---------- Input data ----------

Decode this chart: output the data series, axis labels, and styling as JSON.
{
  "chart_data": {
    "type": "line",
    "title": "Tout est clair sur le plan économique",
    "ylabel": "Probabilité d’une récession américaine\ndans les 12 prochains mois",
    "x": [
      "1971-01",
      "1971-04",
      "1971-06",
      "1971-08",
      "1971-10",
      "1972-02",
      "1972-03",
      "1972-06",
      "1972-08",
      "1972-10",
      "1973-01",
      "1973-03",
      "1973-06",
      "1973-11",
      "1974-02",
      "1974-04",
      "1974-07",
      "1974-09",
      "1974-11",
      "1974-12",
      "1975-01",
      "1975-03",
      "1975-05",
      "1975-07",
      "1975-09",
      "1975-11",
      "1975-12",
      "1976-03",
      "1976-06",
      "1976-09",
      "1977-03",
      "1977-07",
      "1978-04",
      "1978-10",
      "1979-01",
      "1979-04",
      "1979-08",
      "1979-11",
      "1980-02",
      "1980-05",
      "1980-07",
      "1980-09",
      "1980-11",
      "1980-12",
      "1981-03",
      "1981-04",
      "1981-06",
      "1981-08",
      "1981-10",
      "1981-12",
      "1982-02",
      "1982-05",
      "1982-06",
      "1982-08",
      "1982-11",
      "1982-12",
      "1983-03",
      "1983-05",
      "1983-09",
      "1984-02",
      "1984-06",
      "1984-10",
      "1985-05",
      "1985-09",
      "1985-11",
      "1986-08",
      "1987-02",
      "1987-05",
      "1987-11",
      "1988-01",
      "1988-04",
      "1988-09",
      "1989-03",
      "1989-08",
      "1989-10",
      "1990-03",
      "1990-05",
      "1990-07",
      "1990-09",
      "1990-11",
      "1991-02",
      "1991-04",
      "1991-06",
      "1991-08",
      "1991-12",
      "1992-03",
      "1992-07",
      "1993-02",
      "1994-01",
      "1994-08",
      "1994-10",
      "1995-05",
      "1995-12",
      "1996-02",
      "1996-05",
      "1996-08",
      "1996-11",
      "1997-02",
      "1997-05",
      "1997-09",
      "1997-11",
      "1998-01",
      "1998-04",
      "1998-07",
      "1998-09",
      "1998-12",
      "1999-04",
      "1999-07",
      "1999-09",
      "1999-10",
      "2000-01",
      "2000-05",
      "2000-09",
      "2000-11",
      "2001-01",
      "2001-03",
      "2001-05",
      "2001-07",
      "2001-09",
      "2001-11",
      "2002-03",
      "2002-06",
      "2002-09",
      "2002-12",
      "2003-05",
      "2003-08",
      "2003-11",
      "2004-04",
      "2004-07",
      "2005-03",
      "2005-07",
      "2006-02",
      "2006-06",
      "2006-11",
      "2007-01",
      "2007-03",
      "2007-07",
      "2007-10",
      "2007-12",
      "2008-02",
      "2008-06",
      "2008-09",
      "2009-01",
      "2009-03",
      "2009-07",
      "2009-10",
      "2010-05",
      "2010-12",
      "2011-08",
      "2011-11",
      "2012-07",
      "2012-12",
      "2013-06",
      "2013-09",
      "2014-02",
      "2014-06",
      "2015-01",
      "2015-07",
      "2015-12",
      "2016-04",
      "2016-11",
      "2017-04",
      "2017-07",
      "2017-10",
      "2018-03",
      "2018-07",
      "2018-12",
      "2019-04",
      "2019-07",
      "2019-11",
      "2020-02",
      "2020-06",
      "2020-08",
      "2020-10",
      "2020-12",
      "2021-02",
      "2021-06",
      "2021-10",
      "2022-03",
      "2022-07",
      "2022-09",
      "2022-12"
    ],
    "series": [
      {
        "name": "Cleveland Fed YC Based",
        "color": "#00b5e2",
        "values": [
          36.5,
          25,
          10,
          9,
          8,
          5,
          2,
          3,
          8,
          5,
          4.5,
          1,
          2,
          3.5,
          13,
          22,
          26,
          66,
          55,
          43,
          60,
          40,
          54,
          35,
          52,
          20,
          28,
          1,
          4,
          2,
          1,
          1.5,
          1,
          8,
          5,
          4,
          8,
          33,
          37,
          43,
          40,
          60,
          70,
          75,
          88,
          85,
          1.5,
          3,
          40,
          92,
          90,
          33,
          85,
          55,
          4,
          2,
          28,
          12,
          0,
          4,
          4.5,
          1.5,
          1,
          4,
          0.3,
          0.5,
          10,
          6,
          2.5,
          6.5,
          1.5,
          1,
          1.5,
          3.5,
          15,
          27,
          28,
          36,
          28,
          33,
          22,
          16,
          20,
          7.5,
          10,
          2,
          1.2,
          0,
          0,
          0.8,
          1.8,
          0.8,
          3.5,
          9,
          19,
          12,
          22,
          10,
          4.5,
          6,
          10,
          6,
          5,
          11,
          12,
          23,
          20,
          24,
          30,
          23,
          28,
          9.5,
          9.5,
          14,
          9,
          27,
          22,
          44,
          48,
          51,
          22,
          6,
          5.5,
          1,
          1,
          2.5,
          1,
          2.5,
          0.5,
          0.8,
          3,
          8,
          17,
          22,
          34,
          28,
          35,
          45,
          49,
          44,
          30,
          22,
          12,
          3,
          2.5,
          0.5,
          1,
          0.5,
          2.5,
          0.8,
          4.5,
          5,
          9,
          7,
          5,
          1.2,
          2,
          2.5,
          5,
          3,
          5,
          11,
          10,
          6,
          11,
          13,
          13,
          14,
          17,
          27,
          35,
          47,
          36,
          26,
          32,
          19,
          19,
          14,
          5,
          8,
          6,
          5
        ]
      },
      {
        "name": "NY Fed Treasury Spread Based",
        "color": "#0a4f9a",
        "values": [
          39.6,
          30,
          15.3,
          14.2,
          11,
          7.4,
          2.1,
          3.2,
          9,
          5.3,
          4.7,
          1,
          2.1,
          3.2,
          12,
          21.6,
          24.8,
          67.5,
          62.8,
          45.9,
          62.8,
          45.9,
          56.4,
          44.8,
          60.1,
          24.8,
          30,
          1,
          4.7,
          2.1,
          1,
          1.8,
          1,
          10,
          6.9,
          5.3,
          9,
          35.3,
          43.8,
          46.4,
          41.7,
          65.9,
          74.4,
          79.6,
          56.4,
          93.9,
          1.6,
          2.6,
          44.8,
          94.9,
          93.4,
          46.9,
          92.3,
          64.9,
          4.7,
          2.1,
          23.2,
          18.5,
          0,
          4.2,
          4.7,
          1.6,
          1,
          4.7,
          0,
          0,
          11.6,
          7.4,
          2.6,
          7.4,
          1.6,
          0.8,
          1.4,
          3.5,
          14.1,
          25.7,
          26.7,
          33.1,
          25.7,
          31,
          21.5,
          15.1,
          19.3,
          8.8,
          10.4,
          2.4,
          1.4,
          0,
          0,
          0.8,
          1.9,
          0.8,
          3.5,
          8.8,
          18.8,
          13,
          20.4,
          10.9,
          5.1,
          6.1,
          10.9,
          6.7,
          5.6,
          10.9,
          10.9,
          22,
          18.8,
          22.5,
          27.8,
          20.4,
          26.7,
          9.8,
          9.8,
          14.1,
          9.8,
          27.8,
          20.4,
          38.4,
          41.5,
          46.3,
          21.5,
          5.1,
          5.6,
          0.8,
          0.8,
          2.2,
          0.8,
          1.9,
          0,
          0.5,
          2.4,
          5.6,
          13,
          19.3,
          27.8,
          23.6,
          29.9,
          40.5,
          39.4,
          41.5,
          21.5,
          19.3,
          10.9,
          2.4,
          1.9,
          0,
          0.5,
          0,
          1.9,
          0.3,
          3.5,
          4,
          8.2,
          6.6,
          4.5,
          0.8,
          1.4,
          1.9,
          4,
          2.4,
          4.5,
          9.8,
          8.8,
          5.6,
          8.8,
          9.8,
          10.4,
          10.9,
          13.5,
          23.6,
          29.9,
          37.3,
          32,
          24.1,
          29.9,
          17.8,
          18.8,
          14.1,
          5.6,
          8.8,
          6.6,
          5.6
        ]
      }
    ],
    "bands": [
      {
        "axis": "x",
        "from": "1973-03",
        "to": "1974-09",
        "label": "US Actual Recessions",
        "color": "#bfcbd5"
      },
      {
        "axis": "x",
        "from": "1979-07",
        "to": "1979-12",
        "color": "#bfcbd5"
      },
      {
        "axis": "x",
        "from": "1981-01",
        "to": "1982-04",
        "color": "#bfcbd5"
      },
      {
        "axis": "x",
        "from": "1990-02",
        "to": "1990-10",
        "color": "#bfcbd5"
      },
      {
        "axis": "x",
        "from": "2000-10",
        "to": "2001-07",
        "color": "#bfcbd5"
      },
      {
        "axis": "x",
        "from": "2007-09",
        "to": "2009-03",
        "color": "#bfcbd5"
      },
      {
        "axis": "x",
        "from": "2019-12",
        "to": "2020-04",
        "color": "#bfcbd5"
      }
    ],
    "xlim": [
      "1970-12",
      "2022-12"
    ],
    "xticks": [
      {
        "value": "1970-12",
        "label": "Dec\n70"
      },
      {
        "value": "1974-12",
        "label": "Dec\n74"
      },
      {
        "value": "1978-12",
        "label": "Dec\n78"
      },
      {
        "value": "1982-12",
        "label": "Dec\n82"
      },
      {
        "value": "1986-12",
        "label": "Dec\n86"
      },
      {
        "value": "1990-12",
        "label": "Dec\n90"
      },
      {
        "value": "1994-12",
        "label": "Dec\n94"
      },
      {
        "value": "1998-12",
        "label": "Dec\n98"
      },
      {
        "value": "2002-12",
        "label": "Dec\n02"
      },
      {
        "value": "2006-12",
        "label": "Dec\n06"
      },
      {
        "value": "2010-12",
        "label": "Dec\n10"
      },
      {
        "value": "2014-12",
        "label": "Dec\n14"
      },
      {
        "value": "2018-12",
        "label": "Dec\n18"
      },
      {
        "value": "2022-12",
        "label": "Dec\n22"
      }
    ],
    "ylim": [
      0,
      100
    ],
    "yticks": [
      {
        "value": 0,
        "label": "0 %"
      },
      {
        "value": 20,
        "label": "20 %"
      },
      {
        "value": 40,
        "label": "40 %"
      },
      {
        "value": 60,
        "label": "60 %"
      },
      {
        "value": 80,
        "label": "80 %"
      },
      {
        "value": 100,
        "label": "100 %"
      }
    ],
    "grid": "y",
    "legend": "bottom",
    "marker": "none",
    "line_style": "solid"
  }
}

----------

Tally the lines in these entries that have the string "name" in them, then answer with the count and nothing else.

**Result of the task**
2